■ **Directions for this task**
Where a line contains the word "lain", copy that line.

■ **Source data**
## Start
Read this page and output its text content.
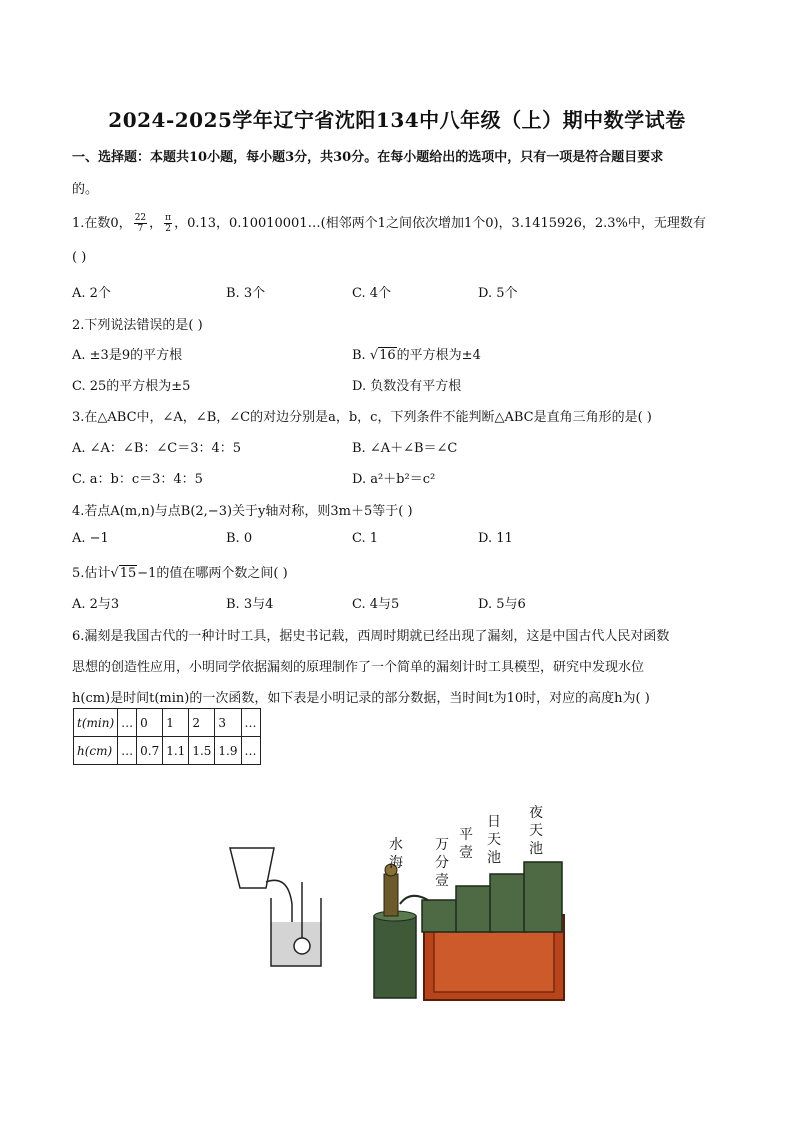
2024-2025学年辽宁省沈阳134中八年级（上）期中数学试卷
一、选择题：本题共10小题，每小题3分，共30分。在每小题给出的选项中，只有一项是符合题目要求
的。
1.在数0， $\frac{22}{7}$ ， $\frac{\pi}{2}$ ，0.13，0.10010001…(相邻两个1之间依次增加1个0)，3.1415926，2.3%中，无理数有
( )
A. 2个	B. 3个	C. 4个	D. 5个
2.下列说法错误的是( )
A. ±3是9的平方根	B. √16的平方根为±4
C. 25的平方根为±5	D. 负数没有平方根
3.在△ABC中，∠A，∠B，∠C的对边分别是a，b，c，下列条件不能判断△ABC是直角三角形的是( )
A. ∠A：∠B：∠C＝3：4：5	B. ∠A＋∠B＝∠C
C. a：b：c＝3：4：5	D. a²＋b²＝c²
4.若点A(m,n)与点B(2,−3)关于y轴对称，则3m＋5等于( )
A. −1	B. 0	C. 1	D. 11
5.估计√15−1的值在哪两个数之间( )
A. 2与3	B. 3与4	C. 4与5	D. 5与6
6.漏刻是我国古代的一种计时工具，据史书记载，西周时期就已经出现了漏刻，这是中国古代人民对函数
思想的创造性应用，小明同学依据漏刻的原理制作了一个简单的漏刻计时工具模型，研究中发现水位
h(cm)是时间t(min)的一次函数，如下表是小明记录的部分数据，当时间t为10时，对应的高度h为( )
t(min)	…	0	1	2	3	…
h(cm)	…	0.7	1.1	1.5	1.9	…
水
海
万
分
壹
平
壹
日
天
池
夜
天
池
## End
## Start
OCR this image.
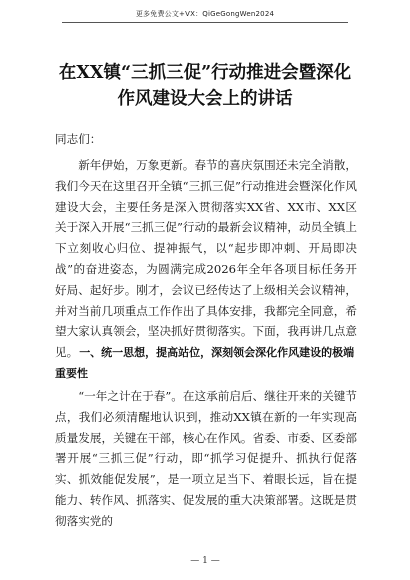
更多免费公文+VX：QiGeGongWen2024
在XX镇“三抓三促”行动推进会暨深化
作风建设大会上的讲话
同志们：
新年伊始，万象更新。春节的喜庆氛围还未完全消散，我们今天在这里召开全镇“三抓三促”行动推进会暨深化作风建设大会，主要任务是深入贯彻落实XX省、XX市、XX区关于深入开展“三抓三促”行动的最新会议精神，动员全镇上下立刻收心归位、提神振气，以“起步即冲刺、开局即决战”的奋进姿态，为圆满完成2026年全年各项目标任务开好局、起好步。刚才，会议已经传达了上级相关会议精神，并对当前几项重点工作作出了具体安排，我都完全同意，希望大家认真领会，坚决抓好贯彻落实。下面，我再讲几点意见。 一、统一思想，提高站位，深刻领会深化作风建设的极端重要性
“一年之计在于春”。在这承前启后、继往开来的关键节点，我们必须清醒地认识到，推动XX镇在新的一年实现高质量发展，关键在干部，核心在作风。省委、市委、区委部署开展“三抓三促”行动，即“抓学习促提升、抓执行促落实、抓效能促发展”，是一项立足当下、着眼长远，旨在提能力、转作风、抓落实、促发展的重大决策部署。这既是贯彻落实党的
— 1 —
## End
## Start
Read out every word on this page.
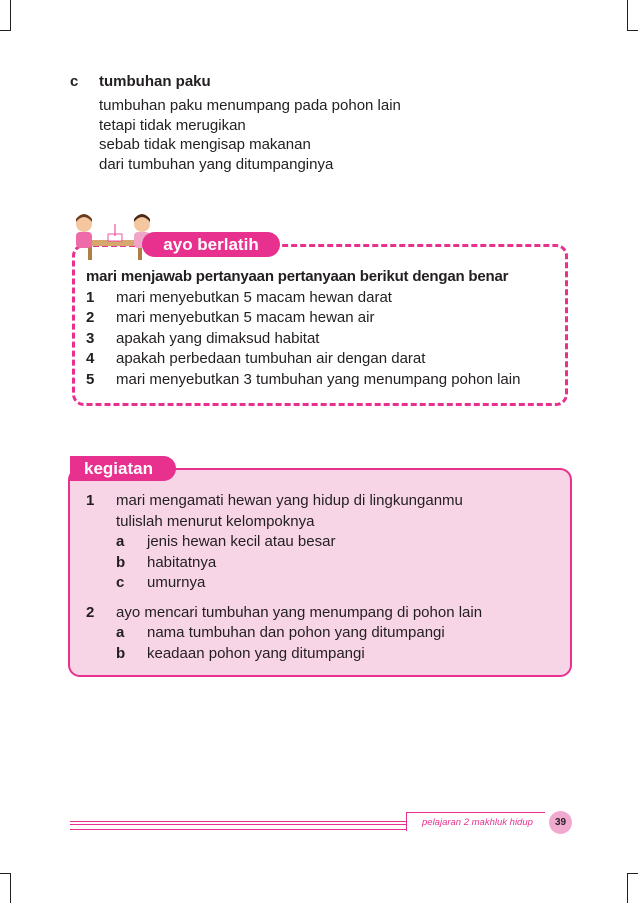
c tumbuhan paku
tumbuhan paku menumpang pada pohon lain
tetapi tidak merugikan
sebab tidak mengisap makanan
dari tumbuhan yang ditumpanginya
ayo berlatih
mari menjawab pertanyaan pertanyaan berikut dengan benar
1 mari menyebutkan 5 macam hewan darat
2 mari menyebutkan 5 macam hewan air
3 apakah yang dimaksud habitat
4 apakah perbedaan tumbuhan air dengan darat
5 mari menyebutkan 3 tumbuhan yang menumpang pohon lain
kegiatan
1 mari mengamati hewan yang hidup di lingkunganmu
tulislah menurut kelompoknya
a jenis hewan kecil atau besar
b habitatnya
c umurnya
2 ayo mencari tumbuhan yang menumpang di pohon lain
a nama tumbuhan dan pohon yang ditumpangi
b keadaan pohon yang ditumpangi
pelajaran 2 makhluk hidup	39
## End
■ **Problem solution**
tumbuhan paku menumpang pada pohon lain
5 mari menyebutkan 3 tumbuhan yang menumpang pohon lain
2 ayo mencari tumbuhan yang menumpang di pohon lain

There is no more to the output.